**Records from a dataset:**
######
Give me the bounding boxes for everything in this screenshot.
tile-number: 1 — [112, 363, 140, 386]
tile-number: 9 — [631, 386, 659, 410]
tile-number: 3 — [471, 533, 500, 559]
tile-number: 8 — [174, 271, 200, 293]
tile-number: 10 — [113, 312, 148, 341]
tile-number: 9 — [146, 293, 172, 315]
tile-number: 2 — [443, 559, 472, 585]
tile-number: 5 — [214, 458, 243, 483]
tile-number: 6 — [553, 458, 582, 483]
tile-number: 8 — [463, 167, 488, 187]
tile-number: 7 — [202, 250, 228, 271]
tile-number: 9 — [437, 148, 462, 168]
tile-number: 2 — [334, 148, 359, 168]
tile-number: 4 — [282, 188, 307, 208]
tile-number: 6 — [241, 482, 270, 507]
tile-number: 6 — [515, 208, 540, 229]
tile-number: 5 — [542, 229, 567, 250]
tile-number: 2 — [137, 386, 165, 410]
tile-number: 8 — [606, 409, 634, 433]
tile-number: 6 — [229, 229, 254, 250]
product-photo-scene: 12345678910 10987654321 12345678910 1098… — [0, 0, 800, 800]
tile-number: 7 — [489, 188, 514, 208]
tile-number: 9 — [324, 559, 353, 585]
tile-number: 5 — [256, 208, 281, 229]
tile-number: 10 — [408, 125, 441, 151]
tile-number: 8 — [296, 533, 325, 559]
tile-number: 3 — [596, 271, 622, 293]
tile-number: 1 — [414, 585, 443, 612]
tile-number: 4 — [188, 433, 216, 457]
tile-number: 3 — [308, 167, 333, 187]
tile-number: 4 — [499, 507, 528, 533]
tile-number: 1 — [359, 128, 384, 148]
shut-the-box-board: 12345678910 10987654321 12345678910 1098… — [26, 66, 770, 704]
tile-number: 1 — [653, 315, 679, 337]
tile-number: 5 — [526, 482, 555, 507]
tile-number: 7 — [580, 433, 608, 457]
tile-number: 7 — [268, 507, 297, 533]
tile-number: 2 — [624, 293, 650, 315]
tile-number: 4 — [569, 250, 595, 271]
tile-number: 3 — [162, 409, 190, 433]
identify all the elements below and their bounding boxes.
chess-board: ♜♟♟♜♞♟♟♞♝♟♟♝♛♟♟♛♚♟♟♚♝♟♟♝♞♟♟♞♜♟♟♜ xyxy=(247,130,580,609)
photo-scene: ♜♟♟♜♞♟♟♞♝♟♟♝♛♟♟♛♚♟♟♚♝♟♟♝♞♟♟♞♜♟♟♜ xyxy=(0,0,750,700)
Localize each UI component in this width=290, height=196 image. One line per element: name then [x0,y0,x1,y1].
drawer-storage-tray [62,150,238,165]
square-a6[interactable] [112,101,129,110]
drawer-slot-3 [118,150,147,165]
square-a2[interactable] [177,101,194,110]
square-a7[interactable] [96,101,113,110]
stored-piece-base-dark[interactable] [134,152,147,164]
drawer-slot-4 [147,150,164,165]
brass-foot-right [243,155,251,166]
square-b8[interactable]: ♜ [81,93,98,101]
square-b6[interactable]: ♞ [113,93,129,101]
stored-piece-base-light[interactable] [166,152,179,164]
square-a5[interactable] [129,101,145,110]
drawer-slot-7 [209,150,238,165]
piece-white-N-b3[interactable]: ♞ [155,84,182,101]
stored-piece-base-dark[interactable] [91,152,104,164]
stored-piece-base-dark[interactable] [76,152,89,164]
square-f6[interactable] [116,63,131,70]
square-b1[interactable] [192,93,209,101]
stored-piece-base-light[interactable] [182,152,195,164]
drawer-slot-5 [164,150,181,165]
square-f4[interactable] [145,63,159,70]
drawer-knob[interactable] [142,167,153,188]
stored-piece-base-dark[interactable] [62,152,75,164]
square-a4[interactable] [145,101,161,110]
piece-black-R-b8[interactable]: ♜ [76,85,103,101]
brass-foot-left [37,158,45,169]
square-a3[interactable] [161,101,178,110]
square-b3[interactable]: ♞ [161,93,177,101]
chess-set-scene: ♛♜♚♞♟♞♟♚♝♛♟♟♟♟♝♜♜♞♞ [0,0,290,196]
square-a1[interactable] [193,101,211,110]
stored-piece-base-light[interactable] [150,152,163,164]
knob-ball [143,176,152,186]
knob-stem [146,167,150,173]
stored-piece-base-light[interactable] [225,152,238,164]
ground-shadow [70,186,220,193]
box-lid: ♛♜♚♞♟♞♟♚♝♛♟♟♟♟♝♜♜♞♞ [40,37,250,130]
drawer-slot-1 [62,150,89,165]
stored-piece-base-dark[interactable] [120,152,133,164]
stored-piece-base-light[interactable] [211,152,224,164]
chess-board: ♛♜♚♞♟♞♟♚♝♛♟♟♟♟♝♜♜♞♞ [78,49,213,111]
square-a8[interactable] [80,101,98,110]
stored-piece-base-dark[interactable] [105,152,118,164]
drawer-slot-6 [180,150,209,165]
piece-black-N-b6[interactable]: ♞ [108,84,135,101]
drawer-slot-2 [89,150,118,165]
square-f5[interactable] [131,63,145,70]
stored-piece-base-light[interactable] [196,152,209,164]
######
**Given exercise:** Reproduce these lines verbatim.

**Final result:**
Give me the bounding boxes for everything in this screenshot.
tile-number: 1 — [112, 363, 140, 386]
tile-number: 9 — [631, 386, 659, 410]
tile-number: 3 — [471, 533, 500, 559]
tile-number: 8 — [174, 271, 200, 293]
tile-number: 10 — [113, 312, 148, 341]
tile-number: 9 — [146, 293, 172, 315]
tile-number: 2 — [443, 559, 472, 585]
tile-number: 5 — [214, 458, 243, 483]
tile-number: 6 — [553, 458, 582, 483]
tile-number: 8 — [463, 167, 488, 187]
tile-number: 7 — [202, 250, 228, 271]
tile-number: 9 — [437, 148, 462, 168]
tile-number: 2 — [334, 148, 359, 168]
tile-number: 4 — [282, 188, 307, 208]
tile-number: 6 — [241, 482, 270, 507]
tile-number: 6 — [515, 208, 540, 229]
tile-number: 5 — [542, 229, 567, 250]
tile-number: 2 — [137, 386, 165, 410]
tile-number: 8 — [606, 409, 634, 433]
tile-number: 6 — [229, 229, 254, 250]
product-photo-scene: 12345678910 10987654321 12345678910 1098… — [0, 0, 800, 800]
tile-number: 7 — [489, 188, 514, 208]
tile-number: 9 — [324, 559, 353, 585]
tile-number: 5 — [256, 208, 281, 229]
tile-number: 10 — [408, 125, 441, 151]
tile-number: 8 — [296, 533, 325, 559]
tile-number: 3 — [596, 271, 622, 293]
tile-number: 1 — [414, 585, 443, 612]
tile-number: 4 — [188, 433, 216, 457]
tile-number: 3 — [308, 167, 333, 187]
tile-number: 4 — [499, 507, 528, 533]
tile-number: 1 — [359, 128, 384, 148]
shut-the-box-board: 12345678910 10987654321 12345678910 1098… — [26, 66, 770, 704]
tile-number: 1 — [653, 315, 679, 337]
tile-number: 5 — [526, 482, 555, 507]
tile-number: 7 — [580, 433, 608, 457]
tile-number: 7 — [268, 507, 297, 533]
tile-number: 2 — [624, 293, 650, 315]
tile-number: 4 — [569, 250, 595, 271]
tile-number: 3 — [162, 409, 190, 433]
identify all the elements below and their bounding boxes.
chess-board: ♜♟♟♜♞♟♟♞♝♟♟♝♛♟♟♛♚♟♟♚♝♟♟♝♞♟♟♞♜♟♟♜ xyxy=(247,130,580,609)
photo-scene: ♜♟♟♜♞♟♟♞♝♟♟♝♛♟♟♛♚♟♟♚♝♟♟♝♞♟♟♞♜♟♟♜ xyxy=(0,0,750,700)
Localize each UI component in this width=290, height=196 image. One line per element: name then [x0,y0,x1,y1].
drawer-storage-tray [62,150,238,165]
square-a6[interactable] [112,101,129,110]
drawer-slot-3 [118,150,147,165]
square-a2[interactable] [177,101,194,110]
square-a7[interactable] [96,101,113,110]
stored-piece-base-dark[interactable] [134,152,147,164]
drawer-slot-4 [147,150,164,165]
brass-foot-right [243,155,251,166]
square-b8[interactable]: ♜ [81,93,98,101]
square-b6[interactable]: ♞ [113,93,129,101]
stored-piece-base-light[interactable] [166,152,179,164]
square-a5[interactable] [129,101,145,110]
drawer-slot-7 [209,150,238,165]
piece-white-N-b3[interactable]: ♞ [155,84,182,101]
stored-piece-base-dark[interactable] [91,152,104,164]
stored-piece-base-dark[interactable] [76,152,89,164]
square-f6[interactable] [116,63,131,70]
square-b1[interactable] [192,93,209,101]
stored-piece-base-light[interactable] [182,152,195,164]
drawer-slot-5 [164,150,181,165]
square-f4[interactable] [145,63,159,70]
drawer-knob[interactable] [142,167,153,188]
stored-piece-base-dark[interactable] [62,152,75,164]
square-a4[interactable] [145,101,161,110]
piece-black-R-b8[interactable]: ♜ [76,85,103,101]
brass-foot-left [37,158,45,169]
square-a3[interactable] [161,101,178,110]
square-b3[interactable]: ♞ [161,93,177,101]
chess-set-scene: ♛♜♚♞♟♞♟♚♝♛♟♟♟♟♝♜♜♞♞ [0,0,290,196]
square-a1[interactable] [193,101,211,110]
stored-piece-base-light[interactable] [150,152,163,164]
knob-ball [143,176,152,186]
knob-stem [146,167,150,173]
stored-piece-base-light[interactable] [225,152,238,164]
ground-shadow [70,186,220,193]
box-lid: ♛♜♚♞♟♞♟♚♝♛♟♟♟♟♝♜♜♞♞ [40,37,250,130]
drawer-slot-1 [62,150,89,165]
stored-piece-base-dark[interactable] [120,152,133,164]
stored-piece-base-light[interactable] [211,152,224,164]
chess-board: ♛♜♚♞♟♞♟♚♝♛♟♟♟♟♝♜♜♞♞ [78,49,213,111]
square-a8[interactable] [80,101,98,110]
stored-piece-base-dark[interactable] [105,152,118,164]
drawer-slot-6 [180,150,209,165]
piece-black-N-b6[interactable]: ♞ [108,84,135,101]
drawer-slot-2 [89,150,118,165]
square-f5[interactable] [131,63,145,70]
stored-piece-base-light[interactable] [196,152,209,164]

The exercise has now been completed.